### WHAT IS EXPECTED
Give the material once more, word for word, without any images.

── DATA FOR THE TASK ──

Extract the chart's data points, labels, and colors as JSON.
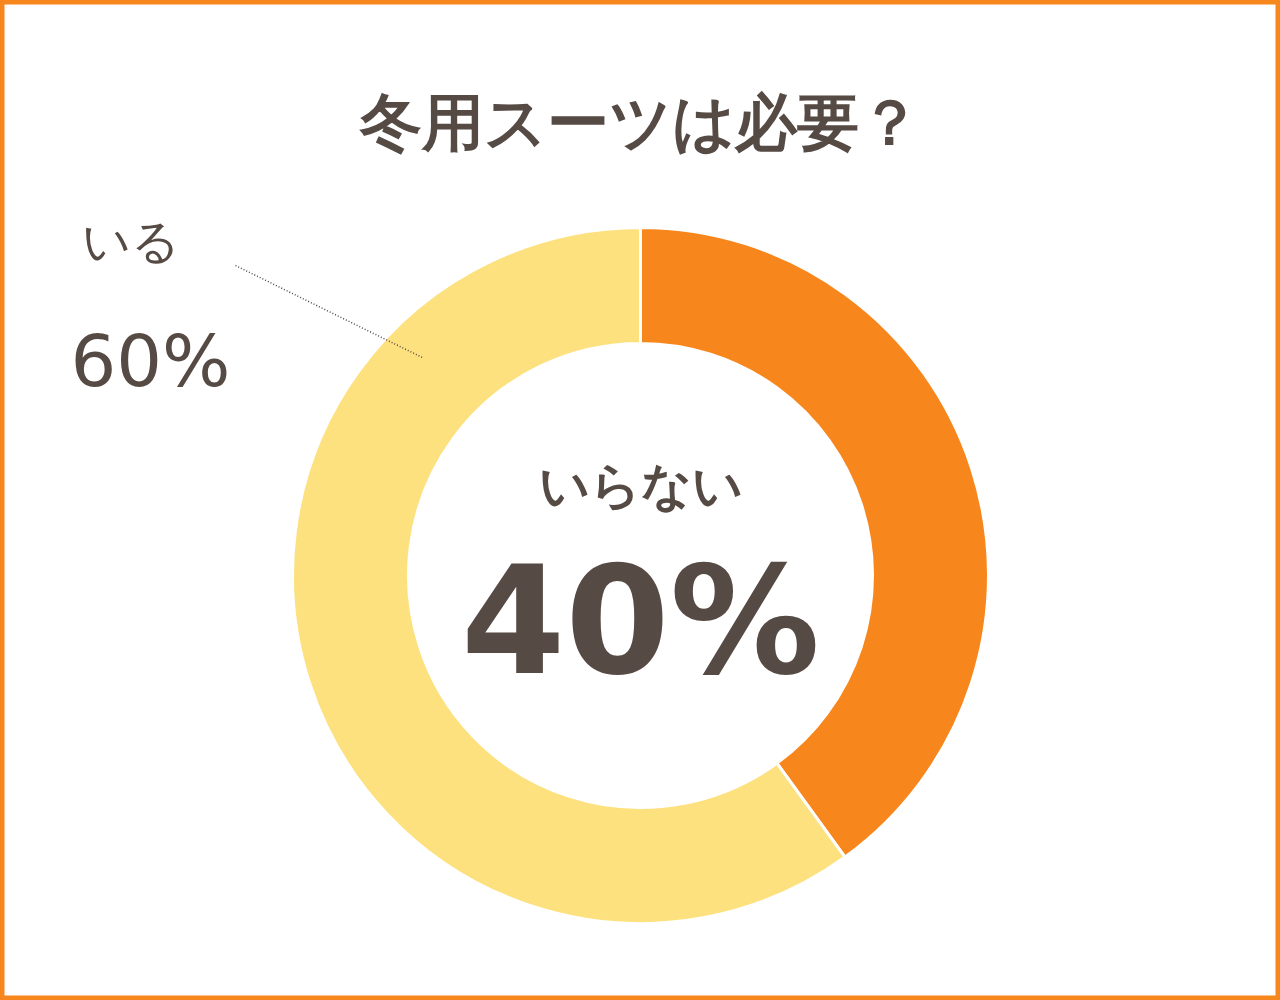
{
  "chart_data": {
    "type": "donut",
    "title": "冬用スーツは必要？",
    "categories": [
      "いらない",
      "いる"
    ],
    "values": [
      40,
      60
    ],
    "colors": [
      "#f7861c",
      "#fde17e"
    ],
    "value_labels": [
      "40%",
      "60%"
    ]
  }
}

───

### WRITTEN RESPONSE
Extract the chart's data points, labels, and colors as JSON.
{
  "chart_data": {
    "type": "donut",
    "title": "冬用スーツは必要？",
    "categories": [
      "いらない",
      "いる"
    ],
    "values": [
      40,
      60
    ],
    "colors": [
      "#f7861c",
      "#fde17e"
    ],
    "value_labels": [
      "40%",
      "60%"
    ]
  }
}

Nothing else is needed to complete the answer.